Data records

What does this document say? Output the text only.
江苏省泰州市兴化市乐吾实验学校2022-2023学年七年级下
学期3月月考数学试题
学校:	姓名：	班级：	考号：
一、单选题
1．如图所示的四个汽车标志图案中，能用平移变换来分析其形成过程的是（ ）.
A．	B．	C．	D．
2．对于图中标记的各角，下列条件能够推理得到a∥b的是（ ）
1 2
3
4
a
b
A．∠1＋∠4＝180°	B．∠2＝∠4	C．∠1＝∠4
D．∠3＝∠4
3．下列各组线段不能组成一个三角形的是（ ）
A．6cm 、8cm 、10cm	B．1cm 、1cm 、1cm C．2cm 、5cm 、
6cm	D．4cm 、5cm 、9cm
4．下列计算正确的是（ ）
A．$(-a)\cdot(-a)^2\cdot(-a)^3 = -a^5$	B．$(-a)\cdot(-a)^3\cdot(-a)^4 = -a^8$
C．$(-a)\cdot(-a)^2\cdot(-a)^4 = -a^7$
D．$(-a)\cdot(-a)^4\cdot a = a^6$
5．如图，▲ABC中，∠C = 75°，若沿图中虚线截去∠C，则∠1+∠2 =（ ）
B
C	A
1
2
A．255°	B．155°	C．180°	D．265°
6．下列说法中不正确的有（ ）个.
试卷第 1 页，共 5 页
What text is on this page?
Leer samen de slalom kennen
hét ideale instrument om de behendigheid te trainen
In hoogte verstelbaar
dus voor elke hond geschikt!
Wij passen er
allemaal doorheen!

Job
What needs duplicating is the run of lines from the one containing "What text is on this page?" through the last line of the entries above, exact and complete.

Response
What text is on this page?
Leer samen de slalom kennen
hét ideale instrument om de behendigheid te trainen
In hoogte verstelbaar
dus voor elke hond geschikt!
Wij passen er
allemaal doorheen!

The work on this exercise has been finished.